**Your task**
Transcribe the data in full and exactly, omitting any pictures.

**Entries shown**
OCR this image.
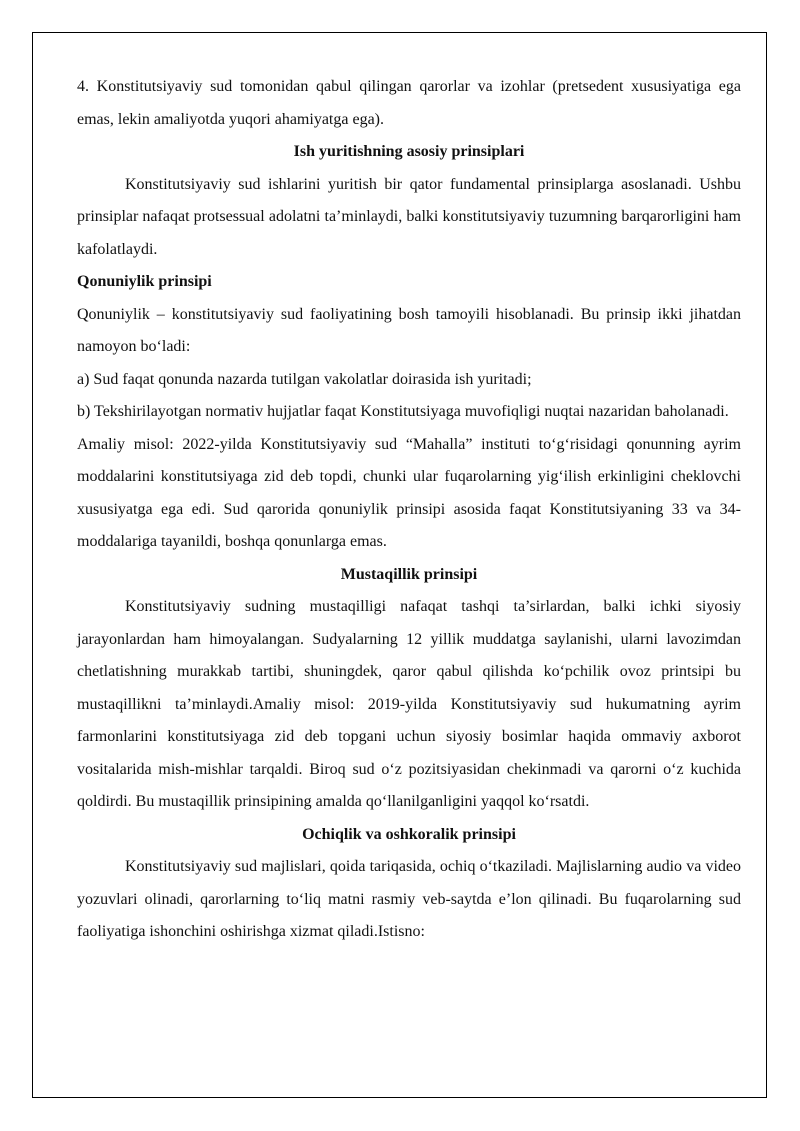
4. Konstitutsiyaviy sud tomonidan qabul qilingan qarorlar va izohlar (pretsedent xususiyatiga ega emas, lekin amaliyotda yuqori ahamiyatga ega).

Ish yuritishning asosiy prinsiplari

Konstitutsiyaviy sud ishlarini yuritish bir qator fundamental prinsiplarga asoslanadi. Ushbu prinsiplar nafaqat protsessual adolatni ta’minlaydi, balki konstitutsiyaviy tuzumning barqarorligini ham kafolatlaydi.

Qonuniylik prinsipi

Qonuniylik – konstitutsiyaviy sud faoliyatining bosh tamoyili hisoblanadi. Bu prinsip ikki jihatdan namoyon bo‘ladi:

a) Sud faqat qonunda nazarda tutilgan vakolatlar doirasida ish yuritadi;

b) Tekshirilayotgan normativ hujjatlar faqat Konstitutsiyaga muvofiqligi nuqtai nazaridan baholanadi.

Amaliy misol: 2022-yilda Konstitutsiyaviy sud “Mahalla” instituti to‘g‘risidagi qonunning ayrim moddalarini konstitutsiyaga zid deb topdi, chunki ular fuqarolarning yig‘ilish erkinligini cheklovchi xususiyatga ega edi. Sud qarorida qonuniylik prinsipi asosida faqat Konstitutsiyaning 33 va 34-moddalariga tayanildi, boshqa qonunlarga emas.

Mustaqillik prinsipi

Konstitutsiyaviy sudning mustaqilligi nafaqat tashqi ta’sirlardan, balki ichki siyosiy jarayonlardan ham himoyalangan. Sudyalarning 12 yillik muddatga saylanishi, ularni lavozimdan chetlatishning murakkab tartibi, shuningdek, qaror qabul qilishda ko‘pchilik ovoz printsipi bu mustaqillikni ta’minlaydi.Amaliy misol: 2019-yilda Konstitutsiyaviy sud hukumatning ayrim farmonlarini konstitutsiyaga zid deb topgani uchun siyosiy bosimlar haqida ommaviy axborot vositalarida mish-mishlar tarqaldi. Biroq sud o‘z pozitsiyasidan chekinmadi va qarorni o‘z kuchida qoldirdi. Bu mustaqillik prinsipining amalda qo‘llanilganligini yaqqol ko‘rsatdi.

Ochiqlik va oshkoralik prinsipi

Konstitutsiyaviy sud majlislari, qoida tariqasida, ochiq o‘tkaziladi. Majlislarning audio va video yozuvlari olinadi, qarorlarning to‘liq matni rasmiy veb-saytda e’lon qilinadi. Bu fuqarolarning sud faoliyatiga ishonchini oshirishga xizmat qiladi.Istisno:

**The answer**
OCR this image.
4. Konstitutsiyaviy sud tomonidan qabul qilingan qarorlar va izohlar (pretsedent xususiyatiga ega emas, lekin amaliyotda yuqori ahamiyatga ega).

Ish yuritishning asosiy prinsiplari

Konstitutsiyaviy sud ishlarini yuritish bir qator fundamental prinsiplarga asoslanadi. Ushbu prinsiplar nafaqat protsessual adolatni ta’minlaydi, balki konstitutsiyaviy tuzumning barqarorligini ham kafolatlaydi.

Qonuniylik prinsipi

Qonuniylik – konstitutsiyaviy sud faoliyatining bosh tamoyili hisoblanadi. Bu prinsip ikki jihatdan namoyon bo‘ladi:

a) Sud faqat qonunda nazarda tutilgan vakolatlar doirasida ish yuritadi;

b) Tekshirilayotgan normativ hujjatlar faqat Konstitutsiyaga muvofiqligi nuqtai nazaridan baholanadi.

Amaliy misol: 2022-yilda Konstitutsiyaviy sud “Mahalla” instituti to‘g‘risidagi qonunning ayrim moddalarini konstitutsiyaga zid deb topdi, chunki ular fuqarolarning yig‘ilish erkinligini cheklovchi xususiyatga ega edi. Sud qarorida qonuniylik prinsipi asosida faqat Konstitutsiyaning 33 va 34-moddalariga tayanildi, boshqa qonunlarga emas.

Mustaqillik prinsipi

Konstitutsiyaviy sudning mustaqilligi nafaqat tashqi ta’sirlardan, balki ichki siyosiy jarayonlardan ham himoyalangan. Sudyalarning 12 yillik muddatga saylanishi, ularni lavozimdan chetlatishning murakkab tartibi, shuningdek, qaror qabul qilishda ko‘pchilik ovoz printsipi bu mustaqillikni ta’minlaydi.Amaliy misol: 2019-yilda Konstitutsiyaviy sud hukumatning ayrim farmonlarini konstitutsiyaga zid deb topgani uchun siyosiy bosimlar haqida ommaviy axborot vositalarida mish-mishlar tarqaldi. Biroq sud o‘z pozitsiyasidan chekinmadi va qarorni o‘z kuchida qoldirdi. Bu mustaqillik prinsipining amalda qo‘llanilganligini yaqqol ko‘rsatdi.

Ochiqlik va oshkoralik prinsipi

Konstitutsiyaviy sud majlislari, qoida tariqasida, ochiq o‘tkaziladi. Majlislarning audio va video yozuvlari olinadi, qarorlarning to‘liq matni rasmiy veb-saytda e’lon qilinadi. Bu fuqarolarning sud faoliyatiga ishonchini oshirishga xizmat qiladi.Istisno:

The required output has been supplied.